Aim: Output the entries below exactly as written, omitting pictures.

***** Data for this task *****

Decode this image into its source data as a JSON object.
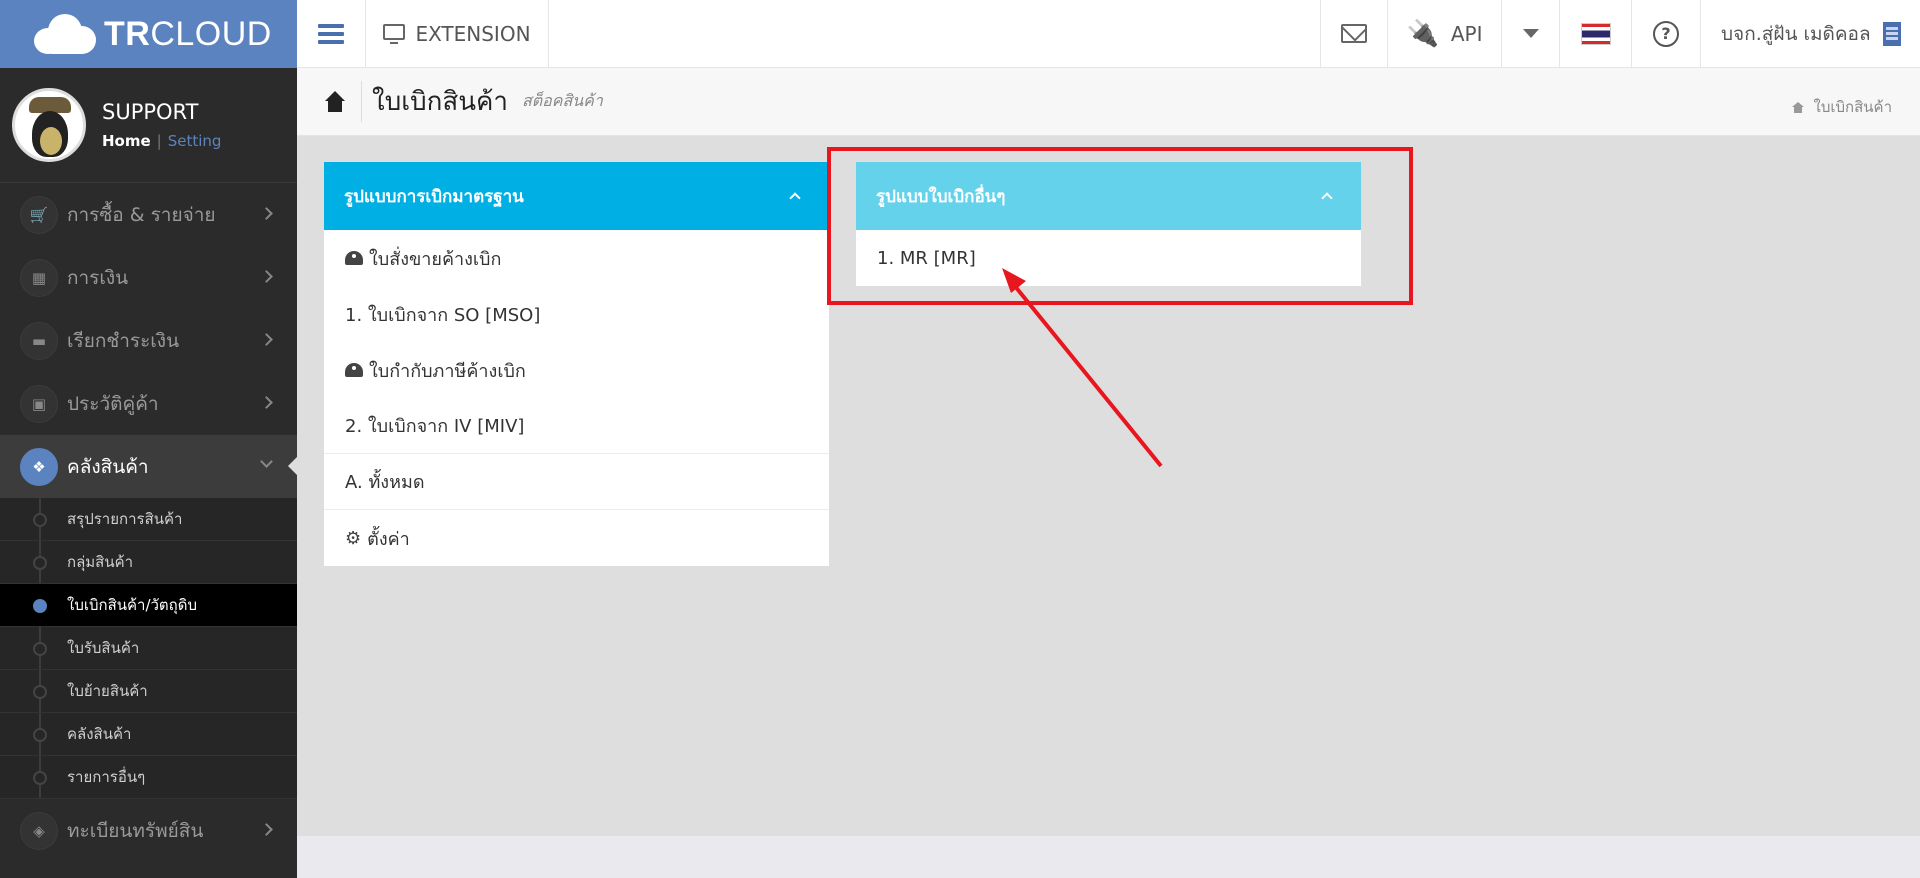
{
  "brand": {
    "name_bold": "TR",
    "name_rest": "CLOUD"
  },
  "topbar": {
    "extension_label": "EXTENSION",
    "api_label": "API",
    "company_name": "บจก.สู่ฝัน เมดิคอล"
  },
  "profile": {
    "name": "SUPPORT",
    "home_link": "Home",
    "separator": "|",
    "setting_link": "Setting"
  },
  "sidebar": {
    "items": [
      {
        "label": "การซื้อ & รายจ่าย",
        "icon": "cart-icon"
      },
      {
        "label": "การเงิน",
        "icon": "calendar-icon"
      },
      {
        "label": "เรียกชำระเงิน",
        "icon": "credit-card-icon"
      },
      {
        "label": "ประวัติคู่ค้า",
        "icon": "address-book-icon"
      },
      {
        "label": "คลังสินค้า",
        "icon": "cubes-icon",
        "active": true
      },
      {
        "label": "ทะเบียนทรัพย์สิน",
        "icon": "diamond-icon"
      }
    ],
    "subitems": [
      {
        "label": "สรุปรายการสินค้า"
      },
      {
        "label": "กลุ่มสินค้า"
      },
      {
        "label": "ใบเบิกสินค้า/วัตถุดิบ",
        "active": true
      },
      {
        "label": "ใบรับสินค้า"
      },
      {
        "label": "ใบย้ายสินค้า"
      },
      {
        "label": "คลังสินค้า"
      },
      {
        "label": "รายการอื่นๆ"
      }
    ]
  },
  "page": {
    "title": "ใบเบิกสินค้า",
    "subtitle": "สต็อคสินค้า",
    "breadcrumb": "ใบเบิกสินค้า"
  },
  "panels": {
    "standard": {
      "title": "รูปแบบการเบิกมาตรฐาน",
      "rows": [
        "ใบสั่งขายค้างเบิก",
        "1. ใบเบิกจาก SO [MSO]",
        "ใบกำกับภาษีค้างเบิก",
        "2. ใบเบิกจาก IV [MIV]",
        "A. ทั้งหมด",
        "ตั้งค่า"
      ]
    },
    "other": {
      "title": "รูปแบบใบเบิกอื่นๆ",
      "rows": [
        "1. MR [MR]"
      ]
    }
  },
  "colors": {
    "brand": "#5b83bf",
    "panel_standard_head": "#00b0e4",
    "panel_other_head": "#64d2ea",
    "annotation": "#e8161f"
  }
}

*****

Exercise result:
Decode this image into its source data as a JSON object.
{
  "brand": {
    "name_bold": "TR",
    "name_rest": "CLOUD"
  },
  "topbar": {
    "extension_label": "EXTENSION",
    "api_label": "API",
    "company_name": "บจก.สู่ฝัน เมดิคอล"
  },
  "profile": {
    "name": "SUPPORT",
    "home_link": "Home",
    "separator": "|",
    "setting_link": "Setting"
  },
  "sidebar": {
    "items": [
      {
        "label": "การซื้อ & รายจ่าย",
        "icon": "cart-icon"
      },
      {
        "label": "การเงิน",
        "icon": "calendar-icon"
      },
      {
        "label": "เรียกชำระเงิน",
        "icon": "credit-card-icon"
      },
      {
        "label": "ประวัติคู่ค้า",
        "icon": "address-book-icon"
      },
      {
        "label": "คลังสินค้า",
        "icon": "cubes-icon",
        "active": true
      },
      {
        "label": "ทะเบียนทรัพย์สิน",
        "icon": "diamond-icon"
      }
    ],
    "subitems": [
      {
        "label": "สรุปรายการสินค้า"
      },
      {
        "label": "กลุ่มสินค้า"
      },
      {
        "label": "ใบเบิกสินค้า/วัตถุดิบ",
        "active": true
      },
      {
        "label": "ใบรับสินค้า"
      },
      {
        "label": "ใบย้ายสินค้า"
      },
      {
        "label": "คลังสินค้า"
      },
      {
        "label": "รายการอื่นๆ"
      }
    ]
  },
  "page": {
    "title": "ใบเบิกสินค้า",
    "subtitle": "สต็อคสินค้า",
    "breadcrumb": "ใบเบิกสินค้า"
  },
  "panels": {
    "standard": {
      "title": "รูปแบบการเบิกมาตรฐาน",
      "rows": [
        "ใบสั่งขายค้างเบิก",
        "1. ใบเบิกจาก SO [MSO]",
        "ใบกำกับภาษีค้างเบิก",
        "2. ใบเบิกจาก IV [MIV]",
        "A. ทั้งหมด",
        "ตั้งค่า"
      ]
    },
    "other": {
      "title": "รูปแบบใบเบิกอื่นๆ",
      "rows": [
        "1. MR [MR]"
      ]
    }
  },
  "colors": {
    "brand": "#5b83bf",
    "panel_standard_head": "#00b0e4",
    "panel_other_head": "#64d2ea",
    "annotation": "#e8161f"
  }
}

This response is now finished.